• YOUR OBJECTIVE: Copy every one of the following rows exactly, character for character.

• RECORDS:
◇ ◇ ◇

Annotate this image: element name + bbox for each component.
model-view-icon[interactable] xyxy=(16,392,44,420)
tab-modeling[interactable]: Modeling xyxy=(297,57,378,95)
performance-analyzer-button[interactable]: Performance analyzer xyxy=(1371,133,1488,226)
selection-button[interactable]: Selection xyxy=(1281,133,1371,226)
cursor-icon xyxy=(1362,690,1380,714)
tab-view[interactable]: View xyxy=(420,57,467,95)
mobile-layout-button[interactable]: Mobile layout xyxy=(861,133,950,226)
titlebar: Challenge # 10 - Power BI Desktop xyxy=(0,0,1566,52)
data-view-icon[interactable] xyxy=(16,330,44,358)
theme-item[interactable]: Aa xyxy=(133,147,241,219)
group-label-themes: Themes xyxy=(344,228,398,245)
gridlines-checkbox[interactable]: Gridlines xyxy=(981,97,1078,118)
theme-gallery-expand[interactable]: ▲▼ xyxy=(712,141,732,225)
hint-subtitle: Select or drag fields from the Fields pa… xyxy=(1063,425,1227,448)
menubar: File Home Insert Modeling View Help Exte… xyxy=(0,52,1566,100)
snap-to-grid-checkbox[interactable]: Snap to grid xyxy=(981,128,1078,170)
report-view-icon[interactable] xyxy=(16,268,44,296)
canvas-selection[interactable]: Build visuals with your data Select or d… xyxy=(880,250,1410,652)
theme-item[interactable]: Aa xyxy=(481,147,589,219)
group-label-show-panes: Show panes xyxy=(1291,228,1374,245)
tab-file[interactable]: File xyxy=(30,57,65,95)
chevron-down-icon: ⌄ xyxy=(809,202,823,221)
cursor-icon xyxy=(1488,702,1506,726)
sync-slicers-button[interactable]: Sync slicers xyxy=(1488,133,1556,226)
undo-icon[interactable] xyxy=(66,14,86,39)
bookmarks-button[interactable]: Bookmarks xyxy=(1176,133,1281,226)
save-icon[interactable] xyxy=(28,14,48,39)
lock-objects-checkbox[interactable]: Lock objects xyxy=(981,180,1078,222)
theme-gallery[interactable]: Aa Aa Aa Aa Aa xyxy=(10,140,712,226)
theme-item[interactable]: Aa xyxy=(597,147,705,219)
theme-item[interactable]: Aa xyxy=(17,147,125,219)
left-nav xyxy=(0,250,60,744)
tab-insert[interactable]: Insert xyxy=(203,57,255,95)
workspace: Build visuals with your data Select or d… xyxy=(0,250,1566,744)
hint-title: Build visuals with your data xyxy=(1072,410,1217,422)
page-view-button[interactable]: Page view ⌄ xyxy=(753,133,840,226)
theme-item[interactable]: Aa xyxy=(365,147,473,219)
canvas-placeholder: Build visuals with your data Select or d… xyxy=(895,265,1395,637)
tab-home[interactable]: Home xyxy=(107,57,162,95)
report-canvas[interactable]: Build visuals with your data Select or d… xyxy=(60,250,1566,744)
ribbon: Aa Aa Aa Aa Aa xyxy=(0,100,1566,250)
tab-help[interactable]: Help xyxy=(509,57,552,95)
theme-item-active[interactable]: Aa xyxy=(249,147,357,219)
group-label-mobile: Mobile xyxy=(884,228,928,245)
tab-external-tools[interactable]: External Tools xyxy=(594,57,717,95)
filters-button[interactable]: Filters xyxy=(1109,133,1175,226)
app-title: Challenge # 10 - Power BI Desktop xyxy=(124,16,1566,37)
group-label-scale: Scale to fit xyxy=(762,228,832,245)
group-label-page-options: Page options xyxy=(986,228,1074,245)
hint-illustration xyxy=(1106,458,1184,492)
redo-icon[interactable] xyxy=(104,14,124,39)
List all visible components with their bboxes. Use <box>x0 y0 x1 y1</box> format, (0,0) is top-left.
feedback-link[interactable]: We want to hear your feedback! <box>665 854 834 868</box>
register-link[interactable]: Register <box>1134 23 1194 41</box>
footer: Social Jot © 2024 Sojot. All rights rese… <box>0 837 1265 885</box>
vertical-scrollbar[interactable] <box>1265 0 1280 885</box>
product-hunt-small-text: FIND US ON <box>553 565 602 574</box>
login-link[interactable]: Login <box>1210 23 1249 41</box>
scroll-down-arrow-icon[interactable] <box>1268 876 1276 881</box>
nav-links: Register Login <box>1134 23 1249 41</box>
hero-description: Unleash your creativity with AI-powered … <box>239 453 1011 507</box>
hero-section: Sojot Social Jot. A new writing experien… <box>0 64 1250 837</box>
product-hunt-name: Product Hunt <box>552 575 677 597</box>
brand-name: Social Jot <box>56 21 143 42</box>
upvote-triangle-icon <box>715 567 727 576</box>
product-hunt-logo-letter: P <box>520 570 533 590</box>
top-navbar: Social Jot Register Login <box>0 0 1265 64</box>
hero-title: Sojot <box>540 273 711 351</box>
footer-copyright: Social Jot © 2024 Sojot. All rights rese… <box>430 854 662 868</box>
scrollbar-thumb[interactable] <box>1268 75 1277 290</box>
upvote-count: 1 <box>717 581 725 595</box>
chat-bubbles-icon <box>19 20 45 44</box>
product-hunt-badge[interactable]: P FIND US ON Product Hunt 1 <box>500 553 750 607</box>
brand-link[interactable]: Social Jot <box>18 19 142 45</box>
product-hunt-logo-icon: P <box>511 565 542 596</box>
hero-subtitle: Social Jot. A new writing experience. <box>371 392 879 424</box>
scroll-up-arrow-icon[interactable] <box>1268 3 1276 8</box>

◇ ◇ ◇

• RESULT FOR THIS TASK:
Annotate this image: element name + bbox for each component.
model-view-icon[interactable] xyxy=(16,392,44,420)
tab-modeling[interactable]: Modeling xyxy=(297,57,378,95)
performance-analyzer-button[interactable]: Performance analyzer xyxy=(1371,133,1488,226)
selection-button[interactable]: Selection xyxy=(1281,133,1371,226)
cursor-icon xyxy=(1362,690,1380,714)
tab-view[interactable]: View xyxy=(420,57,467,95)
mobile-layout-button[interactable]: Mobile layout xyxy=(861,133,950,226)
titlebar: Challenge # 10 - Power BI Desktop xyxy=(0,0,1566,52)
data-view-icon[interactable] xyxy=(16,330,44,358)
theme-item[interactable]: Aa xyxy=(133,147,241,219)
group-label-themes: Themes xyxy=(344,228,398,245)
gridlines-checkbox[interactable]: Gridlines xyxy=(981,97,1078,118)
theme-gallery-expand[interactable]: ▲▼ xyxy=(712,141,732,225)
hint-subtitle: Select or drag fields from the Fields pa… xyxy=(1063,425,1227,448)
menubar: File Home Insert Modeling View Help Exte… xyxy=(0,52,1566,100)
snap-to-grid-checkbox[interactable]: Snap to grid xyxy=(981,128,1078,170)
report-view-icon[interactable] xyxy=(16,268,44,296)
canvas-selection[interactable]: Build visuals with your data Select or d… xyxy=(880,250,1410,652)
theme-item[interactable]: Aa xyxy=(481,147,589,219)
group-label-show-panes: Show panes xyxy=(1291,228,1374,245)
tab-file[interactable]: File xyxy=(30,57,65,95)
chevron-down-icon: ⌄ xyxy=(809,202,823,221)
cursor-icon xyxy=(1488,702,1506,726)
sync-slicers-button[interactable]: Sync slicers xyxy=(1488,133,1556,226)
undo-icon[interactable] xyxy=(66,14,86,39)
bookmarks-button[interactable]: Bookmarks xyxy=(1176,133,1281,226)
save-icon[interactable] xyxy=(28,14,48,39)
lock-objects-checkbox[interactable]: Lock objects xyxy=(981,180,1078,222)
theme-gallery[interactable]: Aa Aa Aa Aa Aa xyxy=(10,140,712,226)
theme-item[interactable]: Aa xyxy=(597,147,705,219)
theme-item[interactable]: Aa xyxy=(17,147,125,219)
left-nav xyxy=(0,250,60,744)
tab-insert[interactable]: Insert xyxy=(203,57,255,95)
workspace: Build visuals with your data Select or d… xyxy=(0,250,1566,744)
hint-title: Build visuals with your data xyxy=(1072,410,1217,422)
page-view-button[interactable]: Page view ⌄ xyxy=(753,133,840,226)
theme-item[interactable]: Aa xyxy=(365,147,473,219)
canvas-placeholder: Build visuals with your data Select or d… xyxy=(895,265,1395,637)
tab-home[interactable]: Home xyxy=(107,57,162,95)
report-canvas[interactable]: Build visuals with your data Select or d… xyxy=(60,250,1566,744)
ribbon: Aa Aa Aa Aa Aa xyxy=(0,100,1566,250)
tab-help[interactable]: Help xyxy=(509,57,552,95)
theme-item-active[interactable]: Aa xyxy=(249,147,357,219)
group-label-mobile: Mobile xyxy=(884,228,928,245)
tab-external-tools[interactable]: External Tools xyxy=(594,57,717,95)
filters-button[interactable]: Filters xyxy=(1109,133,1175,226)
app-title: Challenge # 10 - Power BI Desktop xyxy=(124,16,1566,37)
group-label-scale: Scale to fit xyxy=(762,228,832,245)
group-label-page-options: Page options xyxy=(986,228,1074,245)
hint-illustration xyxy=(1106,458,1184,492)
redo-icon[interactable] xyxy=(104,14,124,39)
List all visible components with their bboxes. Use <box>x0 y0 x1 y1</box> format, (0,0) is top-left.
feedback-link[interactable]: We want to hear your feedback! <box>665 854 834 868</box>
register-link[interactable]: Register <box>1134 23 1194 41</box>
footer: Social Jot © 2024 Sojot. All rights rese… <box>0 837 1265 885</box>
vertical-scrollbar[interactable] <box>1265 0 1280 885</box>
product-hunt-small-text: FIND US ON <box>553 565 602 574</box>
login-link[interactable]: Login <box>1210 23 1249 41</box>
scroll-down-arrow-icon[interactable] <box>1268 876 1276 881</box>
nav-links: Register Login <box>1134 23 1249 41</box>
hero-description: Unleash your creativity with AI-powered … <box>239 453 1011 507</box>
hero-section: Sojot Social Jot. A new writing experien… <box>0 64 1250 837</box>
product-hunt-name: Product Hunt <box>552 575 677 597</box>
brand-name: Social Jot <box>56 21 143 42</box>
upvote-triangle-icon <box>715 567 727 576</box>
product-hunt-logo-letter: P <box>520 570 533 590</box>
top-navbar: Social Jot Register Login <box>0 0 1265 64</box>
hero-title: Sojot <box>540 273 711 351</box>
footer-copyright: Social Jot © 2024 Sojot. All rights rese… <box>430 854 662 868</box>
scrollbar-thumb[interactable] <box>1268 75 1277 290</box>
upvote-count: 1 <box>717 581 725 595</box>
chat-bubbles-icon <box>19 20 45 44</box>
product-hunt-badge[interactable]: P FIND US ON Product Hunt 1 <box>500 553 750 607</box>
brand-link[interactable]: Social Jot <box>18 19 142 45</box>
product-hunt-logo-icon: P <box>511 565 542 596</box>
hero-subtitle: Social Jot. A new writing experience. <box>371 392 879 424</box>
scroll-up-arrow-icon[interactable] <box>1268 3 1276 8</box>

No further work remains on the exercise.